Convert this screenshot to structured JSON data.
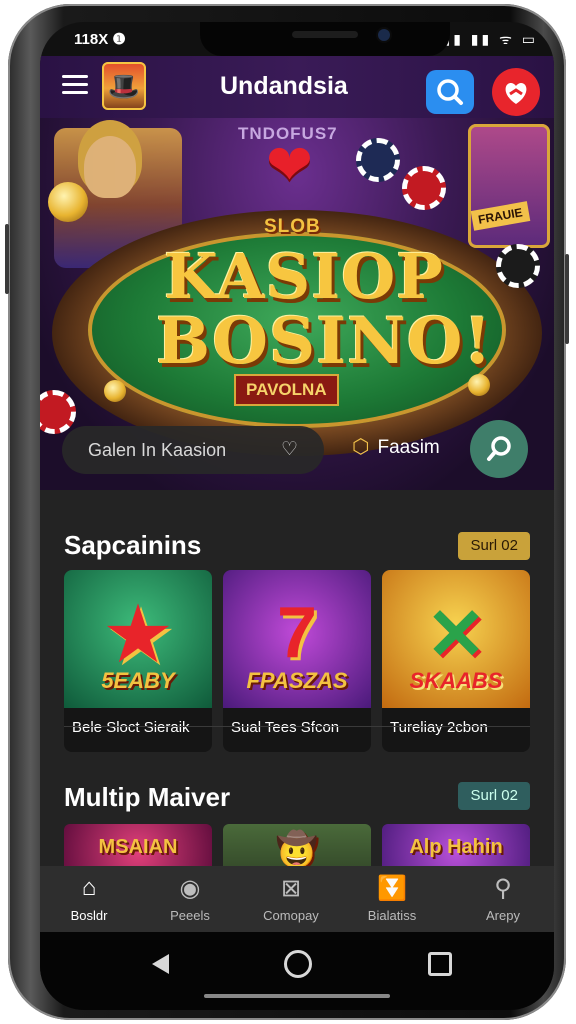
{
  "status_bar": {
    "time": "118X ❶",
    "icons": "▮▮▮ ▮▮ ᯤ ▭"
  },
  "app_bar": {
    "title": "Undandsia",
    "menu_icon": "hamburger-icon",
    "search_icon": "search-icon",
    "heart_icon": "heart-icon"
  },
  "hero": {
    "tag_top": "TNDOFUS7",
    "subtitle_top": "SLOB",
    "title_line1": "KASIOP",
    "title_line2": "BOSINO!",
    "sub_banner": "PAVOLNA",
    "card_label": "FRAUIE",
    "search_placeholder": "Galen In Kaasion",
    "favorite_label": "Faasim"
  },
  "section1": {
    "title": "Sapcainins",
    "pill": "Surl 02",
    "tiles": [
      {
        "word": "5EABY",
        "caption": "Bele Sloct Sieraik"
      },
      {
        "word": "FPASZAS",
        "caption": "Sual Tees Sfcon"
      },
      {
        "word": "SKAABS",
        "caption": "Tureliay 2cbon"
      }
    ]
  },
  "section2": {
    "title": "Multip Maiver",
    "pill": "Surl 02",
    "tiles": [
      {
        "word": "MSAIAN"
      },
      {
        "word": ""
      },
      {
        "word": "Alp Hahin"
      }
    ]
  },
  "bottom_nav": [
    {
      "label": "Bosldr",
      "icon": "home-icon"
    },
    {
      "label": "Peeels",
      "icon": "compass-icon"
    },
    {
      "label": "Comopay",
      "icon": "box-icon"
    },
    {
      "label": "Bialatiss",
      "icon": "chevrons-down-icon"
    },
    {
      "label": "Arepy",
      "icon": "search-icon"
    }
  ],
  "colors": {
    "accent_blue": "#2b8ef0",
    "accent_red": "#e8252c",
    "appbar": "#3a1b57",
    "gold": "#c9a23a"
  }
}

▶ **WRITTEN INSTRUCTION**:
Without including any pictures, reproduce the listing exactly.

▶ **OUTPUT BELOW**:
Convert this screenshot to structured JSON data.
{
  "status_bar": {
    "time": "118X ❶",
    "icons": "▮▮▮ ▮▮ ᯤ ▭"
  },
  "app_bar": {
    "title": "Undandsia",
    "menu_icon": "hamburger-icon",
    "search_icon": "search-icon",
    "heart_icon": "heart-icon"
  },
  "hero": {
    "tag_top": "TNDOFUS7",
    "subtitle_top": "SLOB",
    "title_line1": "KASIOP",
    "title_line2": "BOSINO!",
    "sub_banner": "PAVOLNA",
    "card_label": "FRAUIE",
    "search_placeholder": "Galen In Kaasion",
    "favorite_label": "Faasim"
  },
  "section1": {
    "title": "Sapcainins",
    "pill": "Surl 02",
    "tiles": [
      {
        "word": "5EABY",
        "caption": "Bele Sloct Sieraik"
      },
      {
        "word": "FPASZAS",
        "caption": "Sual Tees Sfcon"
      },
      {
        "word": "SKAABS",
        "caption": "Tureliay 2cbon"
      }
    ]
  },
  "section2": {
    "title": "Multip Maiver",
    "pill": "Surl 02",
    "tiles": [
      {
        "word": "MSAIAN"
      },
      {
        "word": ""
      },
      {
        "word": "Alp Hahin"
      }
    ]
  },
  "bottom_nav": [
    {
      "label": "Bosldr",
      "icon": "home-icon"
    },
    {
      "label": "Peeels",
      "icon": "compass-icon"
    },
    {
      "label": "Comopay",
      "icon": "box-icon"
    },
    {
      "label": "Bialatiss",
      "icon": "chevrons-down-icon"
    },
    {
      "label": "Arepy",
      "icon": "search-icon"
    }
  ],
  "colors": {
    "accent_blue": "#2b8ef0",
    "accent_red": "#e8252c",
    "appbar": "#3a1b57",
    "gold": "#c9a23a"
  }
}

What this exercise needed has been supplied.